- [YOUR INSTRUCTIONS]: Please output the records below in full, exactly as given, but without the images.

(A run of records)
────────────────
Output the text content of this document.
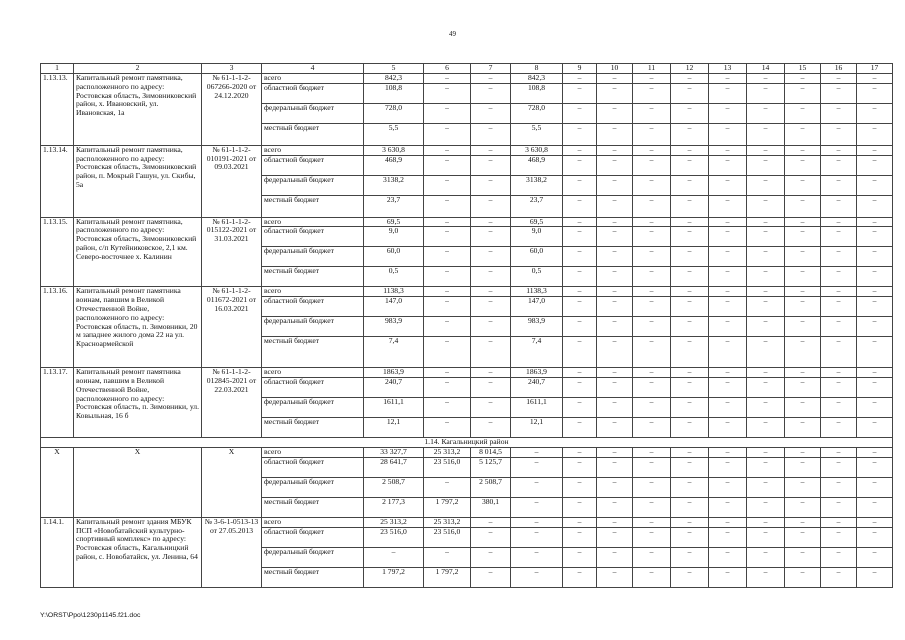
49
1	2	3	4	5	6	7	8	9	10	11	12	13	14	15	16	17
1.13.13.	Капитальный ремонт памятника, расположенного по адресу: Ростовская область, Зимовниковский район, х. Ивановский, ул. Ивановская, 1а	№ 61-1-1-2-067266-2020 от 24.12.2020	всего	842,3	–	–	842,3	–	–	–	–	–	–	–	–	–
			областной бюджет	108,8	–	–	108,8	–	–	–	–	–	–	–	–	–
			федеральный бюджет	728,0	–	–	728,0	–	–	–	–	–	–	–	–	–
			местный бюджет	5,5	–	–	5,5	–	–	–	–	–	–	–	–	–
1.13.14.	Капитальный ремонт памятника, расположенного по адресу: Ростовская область, Зимовниковский район, п. Мокрый Гашун, ул. Скибы, 5а	№ 61-1-1-2-010191-2021 от 09.03.2021	всего	3 630,8	–	–	3 630,8	–	–	–	–	–	–	–	–	–
			областной бюджет	468,9	–	–	468,9	–	–	–	–	–	–	–	–	–
			федеральный бюджет	3138,2	–	–	3138,2	–	–	–	–	–	–	–	–	–
			местный бюджет	23,7	–	–	23,7	–	–	–	–	–	–	–	–	–
1.13.15.	Капитальный ремонт памятника, расположенного по адресу: Ростовская область, Зимовниковский район, с/п Кутейниковское, 2,1 км. Северо-восточнее х. Калинин	№ 61-1-1-2-015122-2021 от 31.03.2021	всего	69,5	–	–	69,5	–	–	–	–	–	–	–	–	–
			областной бюджет	9,0	–	–	9,0	–	–	–	–	–	–	–	–	–
			федеральный бюджет	60,0	–	–	60,0	–	–	–	–	–	–	–	–	–
			местный бюджет	0,5	–	–	0,5	–	–	–	–	–	–	–	–	–
1.13.16.	Капитальный ремонт памятника воинам, павшим в Великой Отечественной Войне, расположенного по адресу: Ростовская область, п. Зимовники, 20 м западнее жилого дома 22 на ул. Красноармейской	№ 61-1-1-2-011672-2021 от 16.03.2021	всего	1138,3	–	–	1138,3	–	–	–	–	–	–	–	–	–
			областной бюджет	147,0	–	–	147,0	–	–	–	–	–	–	–	–	–
			федеральный бюджет	983,9	–	–	983,9	–	–	–	–	–	–	–	–	–
			местный бюджет	7,4	–	–	7,4	–	–	–	–	–	–	–	–	–
1.13.17.	Капитальный ремонт памятника воинам, павшим в Великой Отечественной Войне, расположенного по адресу: Ростовская область, п. Зимовники, ул. Ковыльная, 16 б	№ 61-1-1-2-012845-2021 от 22.03.2021	всего	1863,9	–	–	1863,9	–	–	–	–	–	–	–	–	–
			областной бюджет	240,7	–	–	240,7	–	–	–	–	–	–	–	–	–
			федеральный бюджет	1611,1	–	–	1611,1	–	–	–	–	–	–	–	–	–
			местный бюджет	12,1	–	–	12,1	–	–	–	–	–	–	–	–	–
1.14. Кагальницкий район																
Х	Х	Х	всего	33 327,7	25 313,2	8 014,5	–	–	–	–	–	–	–	–	–	–
			областной бюджет	28 641,7	23 516,0	5 125,7	–	–	–	–	–	–	–	–	–	–
			федеральный бюджет	2 508,7	–	2 508,7	–	–	–	–	–	–	–	–	–	–
			местный бюджет	2 177,3	1 797,2	380,1	–	–	–	–	–	–	–	–	–	–
1.14.1.	Капитальный ремонт здания МБУК ПСП «Новобатайский культурно-спортивный комплекс» по адресу: Ростовская область, Кагальницкий район, с. Новобатайск, ул. Ленина, 64	№ 3-6-1-0513-13 от 27.05.2013	всего	25 313,2	25 313,2	–	–	–	–	–	–	–	–	–	–	–
			областной бюджет	23 516,0	23 516,0	–	–	–	–	–	–	–	–	–	–	–
			федеральный бюджет	–	–	–	–	–	–	–	–	–	–	–	–	–
			местный бюджет	1 797,2	1 797,2	–	–	–	–	–	–	–	–	–	–	–
Y:\ORST\Ppo\1230p1145.f21.doc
────────────────
- [RESPONSE]:
Output the text content of this document.
49
1	2	3	4	5	6	7	8	9	10	11	12	13	14	15	16	17
1.13.13.	Капитальный ремонт памятника, расположенного по адресу: Ростовская область, Зимовниковский район, х. Ивановский, ул. Ивановская, 1а	№ 61-1-1-2-067266-2020 от 24.12.2020	всего	842,3	–	–	842,3	–	–	–	–	–	–	–	–	–
			областной бюджет	108,8	–	–	108,8	–	–	–	–	–	–	–	–	–
			федеральный бюджет	728,0	–	–	728,0	–	–	–	–	–	–	–	–	–
			местный бюджет	5,5	–	–	5,5	–	–	–	–	–	–	–	–	–
1.13.14.	Капитальный ремонт памятника, расположенного по адресу: Ростовская область, Зимовниковский район, п. Мокрый Гашун, ул. Скибы, 5а	№ 61-1-1-2-010191-2021 от 09.03.2021	всего	3 630,8	–	–	3 630,8	–	–	–	–	–	–	–	–	–
			областной бюджет	468,9	–	–	468,9	–	–	–	–	–	–	–	–	–
			федеральный бюджет	3138,2	–	–	3138,2	–	–	–	–	–	–	–	–	–
			местный бюджет	23,7	–	–	23,7	–	–	–	–	–	–	–	–	–
1.13.15.	Капитальный ремонт памятника, расположенного по адресу: Ростовская область, Зимовниковский район, с/п Кутейниковское, 2,1 км. Северо-восточнее х. Калинин	№ 61-1-1-2-015122-2021 от 31.03.2021	всего	69,5	–	–	69,5	–	–	–	–	–	–	–	–	–
			областной бюджет	9,0	–	–	9,0	–	–	–	–	–	–	–	–	–
			федеральный бюджет	60,0	–	–	60,0	–	–	–	–	–	–	–	–	–
			местный бюджет	0,5	–	–	0,5	–	–	–	–	–	–	–	–	–
1.13.16.	Капитальный ремонт памятника воинам, павшим в Великой Отечественной Войне, расположенного по адресу: Ростовская область, п. Зимовники, 20 м западнее жилого дома 22 на ул. Красноармейской	№ 61-1-1-2-011672-2021 от 16.03.2021	всего	1138,3	–	–	1138,3	–	–	–	–	–	–	–	–	–
			областной бюджет	147,0	–	–	147,0	–	–	–	–	–	–	–	–	–
			федеральный бюджет	983,9	–	–	983,9	–	–	–	–	–	–	–	–	–
			местный бюджет	7,4	–	–	7,4	–	–	–	–	–	–	–	–	–
1.13.17.	Капитальный ремонт памятника воинам, павшим в Великой Отечественной Войне, расположенного по адресу: Ростовская область, п. Зимовники, ул. Ковыльная, 16 б	№ 61-1-1-2-012845-2021 от 22.03.2021	всего	1863,9	–	–	1863,9	–	–	–	–	–	–	–	–	–
			областной бюджет	240,7	–	–	240,7	–	–	–	–	–	–	–	–	–
			федеральный бюджет	1611,1	–	–	1611,1	–	–	–	–	–	–	–	–	–
			местный бюджет	12,1	–	–	12,1	–	–	–	–	–	–	–	–	–
1.14. Кагальницкий район																
Х	Х	Х	всего	33 327,7	25 313,2	8 014,5	–	–	–	–	–	–	–	–	–	–
			областной бюджет	28 641,7	23 516,0	5 125,7	–	–	–	–	–	–	–	–	–	–
			федеральный бюджет	2 508,7	–	2 508,7	–	–	–	–	–	–	–	–	–	–
			местный бюджет	2 177,3	1 797,2	380,1	–	–	–	–	–	–	–	–	–	–
1.14.1.	Капитальный ремонт здания МБУК ПСП «Новобатайский культурно-спортивный комплекс» по адресу: Ростовская область, Кагальницкий район, с. Новобатайск, ул. Ленина, 64	№ 3-6-1-0513-13 от 27.05.2013	всего	25 313,2	25 313,2	–	–	–	–	–	–	–	–	–	–	–
			областной бюджет	23 516,0	23 516,0	–	–	–	–	–	–	–	–	–	–	–
			федеральный бюджет	–	–	–	–	–	–	–	–	–	–	–	–	–
			местный бюджет	1 797,2	1 797,2	–	–	–	–	–	–	–	–	–	–	–
Y:\ORST\Ppo\1230p1145.f21.doc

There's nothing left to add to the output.